▸ **EXERCISE BRIEF**
Find every line in the records below that holds the word "MySQL", and copy each one.

# MATERIAL FOR THE TASK start

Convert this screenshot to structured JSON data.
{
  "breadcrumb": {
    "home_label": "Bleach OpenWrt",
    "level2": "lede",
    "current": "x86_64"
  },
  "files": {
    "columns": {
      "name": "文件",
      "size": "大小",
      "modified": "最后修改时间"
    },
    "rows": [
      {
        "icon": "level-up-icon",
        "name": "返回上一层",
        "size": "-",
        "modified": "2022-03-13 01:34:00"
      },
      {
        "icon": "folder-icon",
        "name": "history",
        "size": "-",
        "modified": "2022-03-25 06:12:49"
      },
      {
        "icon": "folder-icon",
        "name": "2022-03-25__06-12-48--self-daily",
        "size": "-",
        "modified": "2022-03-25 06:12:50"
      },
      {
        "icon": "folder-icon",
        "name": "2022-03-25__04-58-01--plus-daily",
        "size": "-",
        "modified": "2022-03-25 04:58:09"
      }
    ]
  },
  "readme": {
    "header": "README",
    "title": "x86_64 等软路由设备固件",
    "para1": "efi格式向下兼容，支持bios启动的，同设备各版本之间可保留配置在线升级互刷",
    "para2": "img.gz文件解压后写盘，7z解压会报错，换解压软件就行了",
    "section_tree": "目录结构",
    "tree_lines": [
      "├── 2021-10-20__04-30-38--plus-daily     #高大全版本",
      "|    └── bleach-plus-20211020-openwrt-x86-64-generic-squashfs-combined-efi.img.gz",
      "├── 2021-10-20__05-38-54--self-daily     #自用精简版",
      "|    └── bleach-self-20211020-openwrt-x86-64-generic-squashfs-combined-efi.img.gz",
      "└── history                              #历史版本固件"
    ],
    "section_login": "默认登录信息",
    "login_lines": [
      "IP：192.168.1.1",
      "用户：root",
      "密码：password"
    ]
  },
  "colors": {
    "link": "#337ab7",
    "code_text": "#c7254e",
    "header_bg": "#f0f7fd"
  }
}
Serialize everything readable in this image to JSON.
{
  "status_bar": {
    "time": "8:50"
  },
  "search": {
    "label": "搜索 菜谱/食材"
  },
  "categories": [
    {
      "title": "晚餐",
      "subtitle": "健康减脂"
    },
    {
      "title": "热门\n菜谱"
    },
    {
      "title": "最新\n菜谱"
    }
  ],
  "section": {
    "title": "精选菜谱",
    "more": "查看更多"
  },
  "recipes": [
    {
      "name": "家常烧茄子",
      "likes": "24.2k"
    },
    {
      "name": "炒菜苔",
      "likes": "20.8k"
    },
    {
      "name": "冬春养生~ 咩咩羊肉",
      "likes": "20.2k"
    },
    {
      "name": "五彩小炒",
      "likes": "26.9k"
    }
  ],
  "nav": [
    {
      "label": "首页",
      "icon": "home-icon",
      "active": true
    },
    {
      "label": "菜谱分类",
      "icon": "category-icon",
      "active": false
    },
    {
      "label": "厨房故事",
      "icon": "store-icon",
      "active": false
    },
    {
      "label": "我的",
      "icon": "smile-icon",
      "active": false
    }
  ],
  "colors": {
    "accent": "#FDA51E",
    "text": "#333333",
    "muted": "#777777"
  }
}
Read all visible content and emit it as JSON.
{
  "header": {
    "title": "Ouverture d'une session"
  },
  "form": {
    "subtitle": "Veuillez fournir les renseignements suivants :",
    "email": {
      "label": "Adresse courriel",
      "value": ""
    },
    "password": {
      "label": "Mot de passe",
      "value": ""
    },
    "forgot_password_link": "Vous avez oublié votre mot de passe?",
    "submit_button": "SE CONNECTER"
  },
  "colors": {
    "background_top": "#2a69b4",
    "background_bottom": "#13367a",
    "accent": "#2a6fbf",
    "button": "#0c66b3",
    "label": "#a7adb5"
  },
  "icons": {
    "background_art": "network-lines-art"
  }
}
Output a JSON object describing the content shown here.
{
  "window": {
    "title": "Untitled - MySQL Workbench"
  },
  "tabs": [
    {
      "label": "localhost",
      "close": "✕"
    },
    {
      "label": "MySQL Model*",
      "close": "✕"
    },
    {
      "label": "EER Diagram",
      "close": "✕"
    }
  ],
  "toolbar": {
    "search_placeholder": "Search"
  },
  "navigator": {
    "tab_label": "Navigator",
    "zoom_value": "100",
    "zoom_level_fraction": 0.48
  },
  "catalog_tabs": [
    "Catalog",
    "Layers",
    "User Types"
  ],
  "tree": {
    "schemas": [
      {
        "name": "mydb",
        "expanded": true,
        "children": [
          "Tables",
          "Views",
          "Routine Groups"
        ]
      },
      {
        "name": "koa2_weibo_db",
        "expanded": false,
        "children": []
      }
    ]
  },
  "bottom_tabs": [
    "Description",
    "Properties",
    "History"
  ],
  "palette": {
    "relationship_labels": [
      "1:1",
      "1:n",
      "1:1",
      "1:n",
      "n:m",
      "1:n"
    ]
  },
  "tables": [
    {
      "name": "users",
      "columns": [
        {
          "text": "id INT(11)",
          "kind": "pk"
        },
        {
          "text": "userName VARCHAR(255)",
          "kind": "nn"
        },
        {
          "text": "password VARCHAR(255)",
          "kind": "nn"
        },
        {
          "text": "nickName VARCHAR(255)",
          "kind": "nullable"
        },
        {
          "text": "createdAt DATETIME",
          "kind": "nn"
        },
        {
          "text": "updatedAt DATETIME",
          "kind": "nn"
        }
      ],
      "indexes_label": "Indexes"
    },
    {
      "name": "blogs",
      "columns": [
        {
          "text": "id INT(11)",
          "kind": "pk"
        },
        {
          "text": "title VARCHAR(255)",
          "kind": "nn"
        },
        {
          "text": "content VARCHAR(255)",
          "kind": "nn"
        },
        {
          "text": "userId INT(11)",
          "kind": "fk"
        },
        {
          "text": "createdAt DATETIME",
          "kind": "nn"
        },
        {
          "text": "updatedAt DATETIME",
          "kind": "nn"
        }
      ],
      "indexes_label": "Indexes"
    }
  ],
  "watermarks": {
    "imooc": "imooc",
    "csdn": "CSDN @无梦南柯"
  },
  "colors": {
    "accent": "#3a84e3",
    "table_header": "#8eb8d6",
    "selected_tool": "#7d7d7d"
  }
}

# MATERIAL FOR THE TASK end

▸ **RESPONSE**
    "title": "Untitled - MySQL Workbench"
      "label": "MySQL Model*",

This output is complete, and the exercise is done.